* [QUOTED PASSAGE]
+++

Monday, 28 February 2022

Weirdness with the IBM Cloud CLI tool

A friend of mine was having some interesting fun and games with the IBM Cloud CLI tool: -

ic plugin install vpc-infrastructure

Looking up 'vpc-infrastructure' from repository 'IBM Cloud'...

FAILED

Unable to fetch plug-ins from repository 'IBM Cloud':

invalid character '<' looking for beginning of value

and: -

ic plugin repo-plugins -r "IBM Cloud"

Getting plug-ins from repository 'IBM Cloud'...

FAILED

Unable to fetch plug-ins from repository 'IBM Cloud':

invalid character '<' looking for beginning of value

When we checked, she was on a back-level version: -

ic version

ibmcloud version 1.2.3+3577aee-2020-09-25T14:55:44+00:00

so we tried to get it updated: -

ic update

Checking for updates...

FAILED

An error occurred when fetching latest CLI info:

invalid character '<' looking for beginning of value

We even tried enabling debug: -

export IBMCLOUD_TRACE=true

as, under the covers, the CLI tool is making a LARGE number of REST API calls, but still saw: -

invalid character '<' looking for beginning of value

**AND** a bunch of HTML

This implied that the old back-level CLI was getting some HTML from the IBM Cloud CLI endpoint, which wasn't ( obviously ) valid JSON, and was thus choking the CLI.

The mitigation was to install a new fresh up-to-date copy: -

curl -fsSL https://clis.cloud.ibm.com/install/osx | sh

and then we were off to the races: -

ic version

/usr/local/bin/ibmcloud version 2.5.0+3bf759b-2022-02-24T21:48:22+00:00

Wednesday, 23 February 2022

TIL - Logging into IBM Cloud with fewer keystrokes

So, back in the day i.e. earlier today, this is how I'd log into IBM Cloud: -

ic login --apikey $(cat ~/keyfile_staging_payg.json | jq -r .apikey) -r us-south -a 

where I'm using cat and jq to parse a JSON document containing my API key: -

cat ~/keyfile_staging_payg.json | jq -r .apikey

Well, today I learned that I can do it in fewer keystrokes ...

+++

Dataset listing:
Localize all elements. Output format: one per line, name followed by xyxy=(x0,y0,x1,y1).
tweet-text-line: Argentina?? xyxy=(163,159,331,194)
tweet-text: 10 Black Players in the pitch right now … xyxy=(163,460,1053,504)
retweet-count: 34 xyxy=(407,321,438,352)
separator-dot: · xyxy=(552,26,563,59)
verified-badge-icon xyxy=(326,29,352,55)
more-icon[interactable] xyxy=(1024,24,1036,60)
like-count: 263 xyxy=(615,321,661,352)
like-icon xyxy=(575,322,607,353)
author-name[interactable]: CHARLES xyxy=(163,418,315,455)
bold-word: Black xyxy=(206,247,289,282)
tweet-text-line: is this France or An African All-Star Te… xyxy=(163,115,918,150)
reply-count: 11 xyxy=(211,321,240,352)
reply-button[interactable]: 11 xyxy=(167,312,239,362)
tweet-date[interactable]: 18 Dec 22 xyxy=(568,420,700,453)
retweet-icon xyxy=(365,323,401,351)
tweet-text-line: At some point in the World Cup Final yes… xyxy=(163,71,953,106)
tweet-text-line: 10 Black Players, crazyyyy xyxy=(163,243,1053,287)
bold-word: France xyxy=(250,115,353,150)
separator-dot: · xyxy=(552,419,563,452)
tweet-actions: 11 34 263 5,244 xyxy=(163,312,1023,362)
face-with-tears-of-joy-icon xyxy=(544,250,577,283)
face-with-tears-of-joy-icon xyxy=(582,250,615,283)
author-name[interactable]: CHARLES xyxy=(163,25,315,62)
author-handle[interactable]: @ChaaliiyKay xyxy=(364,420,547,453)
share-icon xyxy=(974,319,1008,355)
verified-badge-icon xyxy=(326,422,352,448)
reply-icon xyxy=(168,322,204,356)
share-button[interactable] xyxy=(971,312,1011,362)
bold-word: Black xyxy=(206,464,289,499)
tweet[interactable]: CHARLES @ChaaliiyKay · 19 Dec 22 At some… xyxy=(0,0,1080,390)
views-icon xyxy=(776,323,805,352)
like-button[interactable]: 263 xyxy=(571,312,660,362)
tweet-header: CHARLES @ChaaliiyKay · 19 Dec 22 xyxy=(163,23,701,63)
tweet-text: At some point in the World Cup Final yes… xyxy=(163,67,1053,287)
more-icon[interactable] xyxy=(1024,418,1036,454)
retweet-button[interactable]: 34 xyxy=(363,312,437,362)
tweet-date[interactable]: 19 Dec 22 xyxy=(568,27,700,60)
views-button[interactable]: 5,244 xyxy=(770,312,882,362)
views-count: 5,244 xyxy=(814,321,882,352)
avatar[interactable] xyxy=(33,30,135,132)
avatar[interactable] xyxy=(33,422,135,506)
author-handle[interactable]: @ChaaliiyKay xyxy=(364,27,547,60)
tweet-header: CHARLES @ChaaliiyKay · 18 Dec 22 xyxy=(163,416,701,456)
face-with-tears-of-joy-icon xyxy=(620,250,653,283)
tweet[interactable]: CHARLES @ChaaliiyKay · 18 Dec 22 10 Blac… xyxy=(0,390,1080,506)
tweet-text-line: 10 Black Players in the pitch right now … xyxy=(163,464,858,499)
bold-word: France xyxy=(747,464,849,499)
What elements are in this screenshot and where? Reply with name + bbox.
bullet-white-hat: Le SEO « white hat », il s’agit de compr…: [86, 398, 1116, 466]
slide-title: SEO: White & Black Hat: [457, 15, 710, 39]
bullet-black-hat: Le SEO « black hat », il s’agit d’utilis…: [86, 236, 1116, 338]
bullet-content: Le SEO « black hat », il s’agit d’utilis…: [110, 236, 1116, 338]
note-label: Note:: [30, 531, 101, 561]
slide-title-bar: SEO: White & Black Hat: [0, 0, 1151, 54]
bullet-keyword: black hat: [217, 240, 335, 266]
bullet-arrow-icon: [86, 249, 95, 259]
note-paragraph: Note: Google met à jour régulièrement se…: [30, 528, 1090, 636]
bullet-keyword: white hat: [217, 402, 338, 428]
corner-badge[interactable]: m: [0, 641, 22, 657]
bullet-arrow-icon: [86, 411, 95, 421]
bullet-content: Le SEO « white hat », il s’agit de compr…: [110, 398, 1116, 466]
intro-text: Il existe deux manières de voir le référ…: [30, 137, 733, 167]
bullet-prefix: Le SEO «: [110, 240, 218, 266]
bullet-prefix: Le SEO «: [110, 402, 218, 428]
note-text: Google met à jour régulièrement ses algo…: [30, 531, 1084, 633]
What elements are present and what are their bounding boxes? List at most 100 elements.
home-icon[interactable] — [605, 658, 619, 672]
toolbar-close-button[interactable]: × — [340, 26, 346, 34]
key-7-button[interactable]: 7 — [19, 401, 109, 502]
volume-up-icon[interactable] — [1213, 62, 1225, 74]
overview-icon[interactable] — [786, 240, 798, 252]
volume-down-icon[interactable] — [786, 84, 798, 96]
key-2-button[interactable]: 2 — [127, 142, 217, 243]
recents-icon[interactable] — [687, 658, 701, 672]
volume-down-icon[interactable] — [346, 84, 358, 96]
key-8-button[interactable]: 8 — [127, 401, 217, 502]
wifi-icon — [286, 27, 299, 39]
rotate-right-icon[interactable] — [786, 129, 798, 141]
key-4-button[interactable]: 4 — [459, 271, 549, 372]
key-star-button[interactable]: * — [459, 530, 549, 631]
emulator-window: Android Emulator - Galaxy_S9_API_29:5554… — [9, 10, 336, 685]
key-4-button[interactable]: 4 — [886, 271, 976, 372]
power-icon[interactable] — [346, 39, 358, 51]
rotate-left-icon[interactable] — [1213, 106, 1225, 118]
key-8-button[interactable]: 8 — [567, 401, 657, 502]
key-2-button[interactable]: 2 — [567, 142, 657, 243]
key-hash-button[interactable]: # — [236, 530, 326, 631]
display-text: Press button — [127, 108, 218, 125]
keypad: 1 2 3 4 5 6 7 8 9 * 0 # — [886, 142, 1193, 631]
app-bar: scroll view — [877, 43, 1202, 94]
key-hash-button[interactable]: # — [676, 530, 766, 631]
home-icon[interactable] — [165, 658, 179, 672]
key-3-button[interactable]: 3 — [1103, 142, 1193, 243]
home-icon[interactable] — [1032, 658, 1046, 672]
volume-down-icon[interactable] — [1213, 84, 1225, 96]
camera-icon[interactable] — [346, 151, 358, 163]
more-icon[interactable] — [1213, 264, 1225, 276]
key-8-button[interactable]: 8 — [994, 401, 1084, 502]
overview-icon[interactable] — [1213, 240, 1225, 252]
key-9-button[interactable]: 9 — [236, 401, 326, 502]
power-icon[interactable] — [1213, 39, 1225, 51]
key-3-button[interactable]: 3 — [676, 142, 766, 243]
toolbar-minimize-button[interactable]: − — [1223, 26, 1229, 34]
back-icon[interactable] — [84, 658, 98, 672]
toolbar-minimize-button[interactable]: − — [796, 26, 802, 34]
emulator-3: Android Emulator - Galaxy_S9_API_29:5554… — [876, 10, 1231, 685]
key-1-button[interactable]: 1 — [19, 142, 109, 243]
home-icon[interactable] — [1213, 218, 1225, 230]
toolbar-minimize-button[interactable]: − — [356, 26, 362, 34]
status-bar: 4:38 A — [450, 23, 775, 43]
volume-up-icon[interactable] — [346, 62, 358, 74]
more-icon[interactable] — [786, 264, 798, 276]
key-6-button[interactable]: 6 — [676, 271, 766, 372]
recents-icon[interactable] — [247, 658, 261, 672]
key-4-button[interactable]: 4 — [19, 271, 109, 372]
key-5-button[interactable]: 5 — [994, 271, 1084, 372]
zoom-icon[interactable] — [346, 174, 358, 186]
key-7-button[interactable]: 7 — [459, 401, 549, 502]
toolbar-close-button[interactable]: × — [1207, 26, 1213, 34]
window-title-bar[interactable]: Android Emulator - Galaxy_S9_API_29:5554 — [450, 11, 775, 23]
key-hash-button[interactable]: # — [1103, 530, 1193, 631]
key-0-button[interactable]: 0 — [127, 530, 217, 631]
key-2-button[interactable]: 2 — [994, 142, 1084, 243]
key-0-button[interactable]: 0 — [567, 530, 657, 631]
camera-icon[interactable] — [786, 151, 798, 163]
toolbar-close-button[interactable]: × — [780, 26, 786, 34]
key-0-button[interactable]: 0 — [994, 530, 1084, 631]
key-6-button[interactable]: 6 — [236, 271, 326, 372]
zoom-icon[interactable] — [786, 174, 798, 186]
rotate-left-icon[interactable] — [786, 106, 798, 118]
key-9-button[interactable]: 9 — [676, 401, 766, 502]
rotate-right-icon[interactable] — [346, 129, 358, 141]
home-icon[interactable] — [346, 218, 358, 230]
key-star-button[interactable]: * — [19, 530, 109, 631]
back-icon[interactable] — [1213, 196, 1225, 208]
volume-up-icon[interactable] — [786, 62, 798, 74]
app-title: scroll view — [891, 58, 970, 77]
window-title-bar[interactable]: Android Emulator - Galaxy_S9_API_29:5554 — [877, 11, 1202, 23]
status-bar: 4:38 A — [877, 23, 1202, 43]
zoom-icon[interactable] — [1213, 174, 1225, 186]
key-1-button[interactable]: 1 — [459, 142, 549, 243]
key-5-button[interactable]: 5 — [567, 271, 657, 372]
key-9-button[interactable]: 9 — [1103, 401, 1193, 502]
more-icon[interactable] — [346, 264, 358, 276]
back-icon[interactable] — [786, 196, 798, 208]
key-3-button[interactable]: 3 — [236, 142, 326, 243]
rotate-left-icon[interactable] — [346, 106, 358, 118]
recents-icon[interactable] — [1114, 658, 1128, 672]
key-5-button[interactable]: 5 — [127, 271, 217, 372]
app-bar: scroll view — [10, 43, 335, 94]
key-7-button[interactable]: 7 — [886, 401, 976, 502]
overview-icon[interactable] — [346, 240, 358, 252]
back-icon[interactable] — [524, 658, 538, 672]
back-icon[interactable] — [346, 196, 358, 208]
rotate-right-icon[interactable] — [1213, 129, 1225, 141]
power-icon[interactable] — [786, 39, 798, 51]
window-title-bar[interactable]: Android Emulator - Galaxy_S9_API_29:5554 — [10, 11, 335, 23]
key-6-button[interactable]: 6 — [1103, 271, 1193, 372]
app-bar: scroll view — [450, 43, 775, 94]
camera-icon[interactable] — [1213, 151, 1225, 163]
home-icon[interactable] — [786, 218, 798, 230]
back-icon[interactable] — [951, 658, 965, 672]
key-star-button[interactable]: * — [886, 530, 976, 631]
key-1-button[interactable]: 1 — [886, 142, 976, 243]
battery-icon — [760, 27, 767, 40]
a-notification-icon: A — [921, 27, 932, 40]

+++

* [STUDY QUESTIONS]
A. From the IBM Cloud CLI blog post, pull out everything from "as, under the" down to "choking the CLI.", copied word for word.
B. Extend the IBM Cloud CLI blog post, picking up right after its last sentence.

* [ANSWERS PROVIDED]
A.
as, under the covers, the CLI tool is making a LARGE number of REST API calls, but still saw: -

invalid character '<' looking for beginning of value

**AND** a bunch of HTML

This implied that the old back-level CLI was getting some HTML from the IBM Cloud CLI endpoint, which wasn't ( obviously ) valid JSON, and was thus choking the CLI.

B.
ic login --apikey @keyfile_staging_payg.json -r us-south -a https://test.cloud.ibm.com

In other words, I'm using @ rather than a combination of cat and jq.

Now, personally, I use aliases to make life even easier e.g.

testlogin='ic login --apikey @~/keyfile_staging_payg.json -c 19f41865a1cf430c918334d89f6b09b9 -r us-south -a https://test.cloud.ibm.com'

where said aliases are defined in ~/.bash_profile or ~/.zshenv.

All of which is nice!


Monday, 21 February 2022

Yet more fun with jq, this time it's gosh-darned hyphens

I'm working with Kubernetes atm, and was trying / failing to retrieve a specific Secret

This was what I was running: -

kubectl get secret bootstrap-token-abcdef --namespace kube-system --output JSON | jq .data.token-secret    

but jq was borking with: -

jq: error: secret/0 is not defined at <top-level>, line 1:

.data.token-secret            

jq: 1 compile error

whereas other similar keys were being retrieved just fine: -

kubectl get secret bootstrap-token-abcdef --namespace kube-system --output JSON | jq .data.description 

This occurred whether I was using Zsh or Bash as my Mac's shell

Note the difference ?

Yes, the working key does NOT have a hyphen ( - ) whereas the failing key surely does ...

This helped: -


namely: -

You can use ."" syntax, like jq '."app-code"'

Hmm, I thought, and tried that: -

kubectl get secret bootstrap-token-abcdef --namespace kube-system --output JSON | jq '.data."token-secret"'

Yay!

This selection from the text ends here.